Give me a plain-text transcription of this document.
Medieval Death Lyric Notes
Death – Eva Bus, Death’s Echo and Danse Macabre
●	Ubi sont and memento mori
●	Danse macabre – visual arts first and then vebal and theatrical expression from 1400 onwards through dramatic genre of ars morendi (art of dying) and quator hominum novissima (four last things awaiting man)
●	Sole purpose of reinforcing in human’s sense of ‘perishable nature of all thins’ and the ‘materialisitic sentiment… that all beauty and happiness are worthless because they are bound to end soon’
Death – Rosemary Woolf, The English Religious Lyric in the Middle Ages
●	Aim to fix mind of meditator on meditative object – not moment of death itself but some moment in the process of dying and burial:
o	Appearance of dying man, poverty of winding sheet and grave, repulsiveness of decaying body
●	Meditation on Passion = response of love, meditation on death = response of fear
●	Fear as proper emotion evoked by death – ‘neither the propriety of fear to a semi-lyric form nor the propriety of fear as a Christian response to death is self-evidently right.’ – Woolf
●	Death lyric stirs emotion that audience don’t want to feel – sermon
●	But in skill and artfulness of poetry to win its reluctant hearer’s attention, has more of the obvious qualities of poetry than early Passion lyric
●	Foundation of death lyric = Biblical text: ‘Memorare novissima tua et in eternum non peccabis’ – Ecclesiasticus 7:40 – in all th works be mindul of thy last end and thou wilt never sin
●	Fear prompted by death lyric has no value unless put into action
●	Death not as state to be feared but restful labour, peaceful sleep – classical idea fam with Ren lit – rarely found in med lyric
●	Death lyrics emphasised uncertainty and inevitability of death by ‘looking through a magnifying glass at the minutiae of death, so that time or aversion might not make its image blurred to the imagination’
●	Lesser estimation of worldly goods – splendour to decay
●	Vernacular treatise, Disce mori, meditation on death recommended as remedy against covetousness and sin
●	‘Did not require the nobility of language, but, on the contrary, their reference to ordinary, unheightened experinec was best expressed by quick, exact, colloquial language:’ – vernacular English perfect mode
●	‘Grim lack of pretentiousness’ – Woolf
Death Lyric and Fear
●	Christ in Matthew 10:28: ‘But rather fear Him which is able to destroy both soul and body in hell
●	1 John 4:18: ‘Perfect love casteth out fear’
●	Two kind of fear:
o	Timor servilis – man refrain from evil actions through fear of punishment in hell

Exercise details. Please set down all the data word for word.

Written solution.
Give me a plain-text transcription of this document.
Medieval Death Lyric Notes
Death – Eva Bus, Death’s Echo and Danse Macabre
●	Ubi sont and memento mori
●	Danse macabre – visual arts first and then vebal and theatrical expression from 1400 onwards through dramatic genre of ars morendi (art of dying) and quator hominum novissima (four last things awaiting man)
●	Sole purpose of reinforcing in human’s sense of ‘perishable nature of all thins’ and the ‘materialisitic sentiment… that all beauty and happiness are worthless because they are bound to end soon’
Death – Rosemary Woolf, The English Religious Lyric in the Middle Ages
●	Aim to fix mind of meditator on meditative object – not moment of death itself but some moment in the process of dying and burial:
o	Appearance of dying man, poverty of winding sheet and grave, repulsiveness of decaying body
●	Meditation on Passion = response of love, meditation on death = response of fear
●	Fear as proper emotion evoked by death – ‘neither the propriety of fear to a semi-lyric form nor the propriety of fear as a Christian response to death is self-evidently right.’ – Woolf
●	Death lyric stirs emotion that audience don’t want to feel – sermon
●	But in skill and artfulness of poetry to win its reluctant hearer’s attention, has more of the obvious qualities of poetry than early Passion lyric
●	Foundation of death lyric = Biblical text: ‘Memorare novissima tua et in eternum non peccabis’ – Ecclesiasticus 7:40 – in all th works be mindul of thy last end and thou wilt never sin
●	Fear prompted by death lyric has no value unless put into action
●	Death not as state to be feared but restful labour, peaceful sleep – classical idea fam with Ren lit – rarely found in med lyric
●	Death lyrics emphasised uncertainty and inevitability of death by ‘looking through a magnifying glass at the minutiae of death, so that time or aversion might not make its image blurred to the imagination’
●	Lesser estimation of worldly goods – splendour to decay
●	Vernacular treatise, Disce mori, meditation on death recommended as remedy against covetousness and sin
●	‘Did not require the nobility of language, but, on the contrary, their reference to ordinary, unheightened experinec was best expressed by quick, exact, colloquial language:’ – vernacular English perfect mode
●	‘Grim lack of pretentiousness’ – Woolf
Death Lyric and Fear
●	Christ in Matthew 10:28: ‘But rather fear Him which is able to destroy both soul and body in hell
●	1 John 4:18: ‘Perfect love casteth out fear’
●	Two kind of fear:
o	Timor servilis – man refrain from evil actions through fear of punishment in hell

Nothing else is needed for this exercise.